— Request —
Return a copy of every line in the records that includes the word "name".

## start Exercise input

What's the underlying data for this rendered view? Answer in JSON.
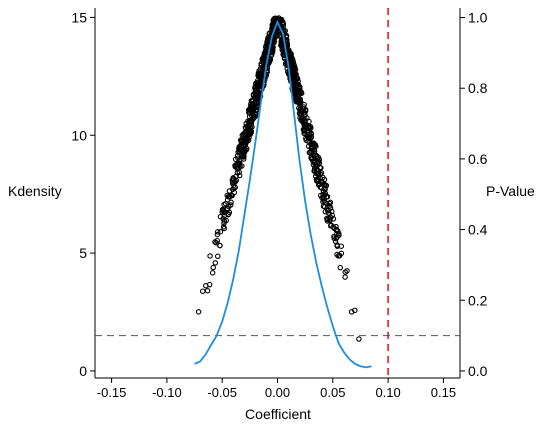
{
  "chart_data": {
    "type": "scatter",
    "title": "",
    "xlabel": "Coefficient",
    "ylabel_left": "Kdensity",
    "ylabel_right": "P-Value",
    "xlim": [
      -0.165,
      0.165
    ],
    "ylim_left": [
      -0.3,
      15.4
    ],
    "ylim_right": [
      -0.02,
      1.027
    ],
    "x_ticks": [
      {
        "value": -0.15,
        "label": "-0.15"
      },
      {
        "value": -0.1,
        "label": "-0.10"
      },
      {
        "value": -0.05,
        "label": "-0.05"
      },
      {
        "value": 0.0,
        "label": "0.00"
      },
      {
        "value": 0.05,
        "label": "0.05"
      },
      {
        "value": 0.1,
        "label": "0.10"
      },
      {
        "value": 0.15,
        "label": "0.15"
      }
    ],
    "y_left_ticks": [
      {
        "value": 0,
        "label": "0"
      },
      {
        "value": 5,
        "label": "5"
      },
      {
        "value": 10,
        "label": "10"
      },
      {
        "value": 15,
        "label": "15"
      }
    ],
    "y_right_ticks": [
      {
        "value": 0.0,
        "label": "0.0"
      },
      {
        "value": 0.2,
        "label": "0.2"
      },
      {
        "value": 0.4,
        "label": "0.4"
      },
      {
        "value": 0.6,
        "label": "0.6"
      },
      {
        "value": 0.8,
        "label": "0.8"
      },
      {
        "value": 1.0,
        "label": "1.0"
      }
    ],
    "grid": false,
    "legend": "none",
    "density_curve": {
      "axis": "left",
      "color": "#1a8fe0",
      "points": [
        [
          -0.075,
          0.3
        ],
        [
          -0.07,
          0.4
        ],
        [
          -0.065,
          0.7
        ],
        [
          -0.06,
          1.1
        ],
        [
          -0.055,
          1.5
        ],
        [
          -0.05,
          2.1
        ],
        [
          -0.045,
          2.9
        ],
        [
          -0.04,
          3.9
        ],
        [
          -0.035,
          5.1
        ],
        [
          -0.03,
          6.6
        ],
        [
          -0.025,
          8.1
        ],
        [
          -0.02,
          9.7
        ],
        [
          -0.015,
          11.4
        ],
        [
          -0.01,
          13.0
        ],
        [
          -0.005,
          14.2
        ],
        [
          0.0,
          14.8
        ],
        [
          0.005,
          14.3
        ],
        [
          0.01,
          12.9
        ],
        [
          0.015,
          10.9
        ],
        [
          0.02,
          8.9
        ],
        [
          0.025,
          7.2
        ],
        [
          0.03,
          5.8
        ],
        [
          0.035,
          4.6
        ],
        [
          0.04,
          3.6
        ],
        [
          0.045,
          2.7
        ],
        [
          0.05,
          1.9
        ],
        [
          0.055,
          1.2
        ],
        [
          0.06,
          0.8
        ],
        [
          0.065,
          0.5
        ],
        [
          0.07,
          0.3
        ],
        [
          0.075,
          0.2
        ],
        [
          0.08,
          0.15
        ],
        [
          0.085,
          0.2
        ]
      ]
    },
    "p_value_scatter": {
      "axis": "right",
      "marker": "hollow-circle",
      "color": "#000000",
      "n_points": 900,
      "x_range": [
        -0.075,
        0.085
      ],
      "shape": "p-value approaches 1.0 at coefficient 0 and falls roughly linearly toward 0 as |coefficient| grows, forming an inverted-V band"
    },
    "reference_lines": [
      {
        "orientation": "vertical",
        "axis": "x",
        "value": 0.1,
        "style": "dashed",
        "color": "#e31a1c"
      },
      {
        "orientation": "horizontal",
        "axis": "right",
        "value": 0.1,
        "style": "dashed",
        "color": "#555555"
      }
    ]
  }
}
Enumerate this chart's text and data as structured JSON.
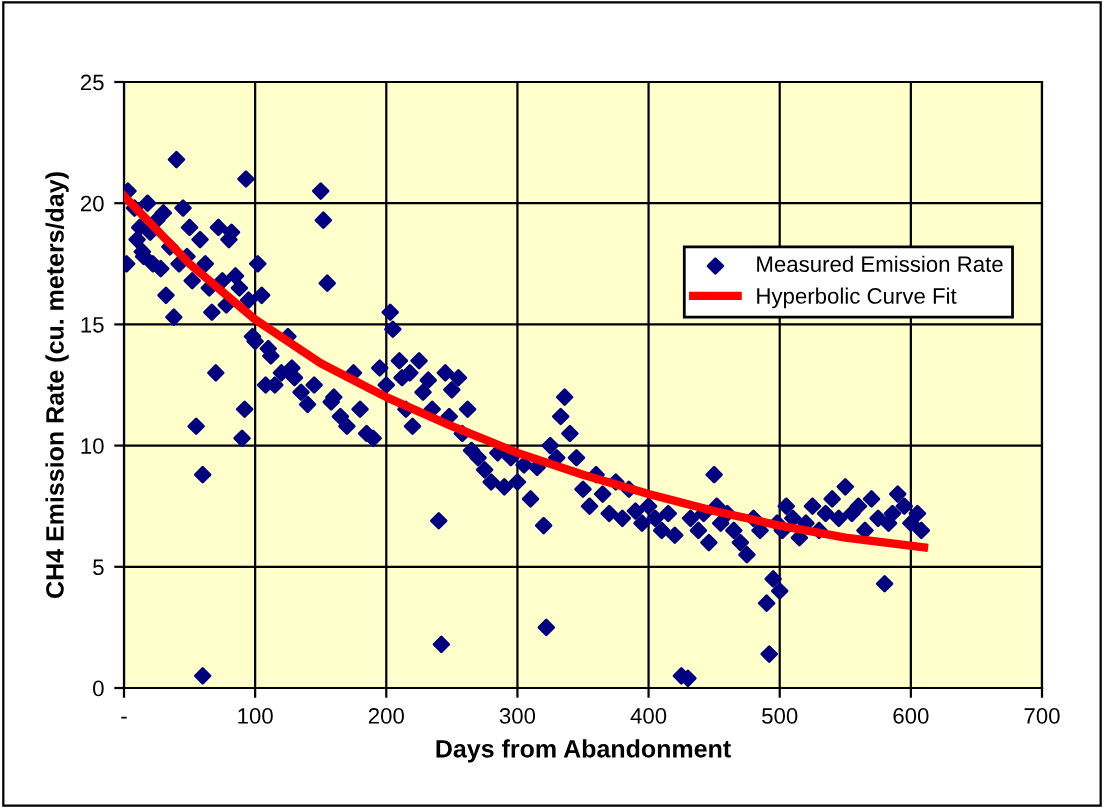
{
  "chart_data": {
    "type": "scatter",
    "xlabel": "Days from Abandonment",
    "ylabel": "CH4 Emission Rate (cu. meters/day)",
    "xlim": [
      0,
      700
    ],
    "xticks": [
      {
        "value": 0,
        "label": "-"
      },
      100,
      200,
      300,
      400,
      500,
      600,
      700
    ],
    "ylim": [
      0,
      25
    ],
    "yticks": [
      0,
      5,
      10,
      15,
      20,
      25
    ],
    "grid": true,
    "legend": "center right",
    "series": [
      {
        "name": "Measured Emission Rate",
        "color": "#000080",
        "marker": "diamond",
        "x": [
          2,
          3,
          8,
          10,
          12,
          14,
          15,
          18,
          20,
          22,
          25,
          28,
          30,
          32,
          35,
          38,
          40,
          42,
          45,
          48,
          50,
          52,
          55,
          58,
          60,
          60,
          62,
          65,
          67,
          70,
          72,
          75,
          78,
          80,
          82,
          85,
          88,
          90,
          92,
          93,
          95,
          98,
          100,
          102,
          105,
          108,
          110,
          112,
          115,
          120,
          125,
          128,
          130,
          135,
          140,
          145,
          150,
          152,
          155,
          158,
          160,
          165,
          170,
          175,
          180,
          185,
          190,
          195,
          200,
          203,
          205,
          210,
          212,
          215,
          218,
          220,
          225,
          228,
          232,
          235,
          240,
          242,
          245,
          248,
          250,
          255,
          258,
          262,
          265,
          270,
          275,
          280,
          285,
          290,
          295,
          300,
          305,
          310,
          315,
          320,
          322,
          325,
          330,
          333,
          336,
          340,
          345,
          350,
          355,
          360,
          365,
          370,
          375,
          380,
          385,
          390,
          395,
          400,
          405,
          410,
          415,
          420,
          425,
          430,
          432,
          438,
          442,
          446,
          450,
          452,
          455,
          460,
          465,
          470,
          475,
          480,
          485,
          490,
          492,
          495,
          498,
          500,
          502,
          505,
          510,
          515,
          520,
          525,
          530,
          535,
          540,
          545,
          550,
          555,
          560,
          565,
          570,
          575,
          580,
          583,
          586,
          590,
          595,
          600,
          605,
          608
        ],
        "values": [
          17.5,
          20.5,
          19.8,
          18.5,
          19,
          18,
          17.8,
          20,
          18.8,
          17.5,
          19.3,
          17.3,
          19.6,
          16.2,
          18.2,
          15.3,
          21.8,
          17.5,
          19.8,
          17.8,
          19,
          16.8,
          10.8,
          18.5,
          8.8,
          0.5,
          17.5,
          16.5,
          15.5,
          13,
          19,
          16.8,
          15.8,
          18.5,
          18.8,
          17,
          16.5,
          10.3,
          11.5,
          21,
          16,
          14.5,
          14.3,
          17.5,
          16.2,
          12.5,
          14,
          13.7,
          12.5,
          13,
          14.5,
          13.2,
          12.8,
          12.2,
          11.7,
          12.5,
          20.5,
          19.3,
          16.7,
          11.8,
          12,
          11.2,
          10.8,
          13,
          11.5,
          10.5,
          10.3,
          13.2,
          12.5,
          15.5,
          14.8,
          13.5,
          12.8,
          11.5,
          13,
          10.8,
          13.5,
          12.2,
          12.7,
          11.5,
          6.9,
          1.8,
          13,
          11.2,
          12.3,
          12.8,
          10.5,
          11.5,
          9.8,
          9.5,
          9,
          8.5,
          9.7,
          8.3,
          9.5,
          8.5,
          9.2,
          7.8,
          9.1,
          6.7,
          2.5,
          10,
          9.5,
          11.2,
          12,
          10.5,
          9.5,
          8.2,
          7.5,
          8.8,
          8,
          7.2,
          8.5,
          7,
          8.2,
          7.3,
          6.8,
          7.5,
          7,
          6.5,
          7.2,
          6.3,
          0.5,
          0.4,
          7,
          6.5,
          7.2,
          6,
          8.8,
          7.5,
          6.8,
          7.2,
          6.5,
          6,
          5.5,
          7,
          6.5,
          3.5,
          1.4,
          4.5,
          6.8,
          4,
          6.5,
          7.5,
          7,
          6.2,
          6.8,
          7.5,
          6.5,
          7.2,
          7.8,
          7,
          8.3,
          7.2,
          7.5,
          6.5,
          7.8,
          7,
          4.3,
          6.8,
          7.2,
          8,
          7.5,
          6.8,
          7.2,
          6.5
        ]
      },
      {
        "name": "Hyperbolic Curve Fit",
        "type": "line",
        "color": "#ff0000",
        "marker": "none",
        "x": [
          0,
          50,
          100,
          150,
          200,
          250,
          300,
          350,
          400,
          450,
          500,
          550,
          610
        ],
        "values": [
          20.3,
          17.5,
          15.2,
          13.4,
          12,
          10.8,
          9.7,
          8.8,
          8,
          7.3,
          6.7,
          6.2,
          5.8
        ]
      }
    ]
  }
}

## end Exercise input

— Solution to this exercise —
        "name": "Measured Emission Rate",
        "name": "Hyperbolic Curve Fit",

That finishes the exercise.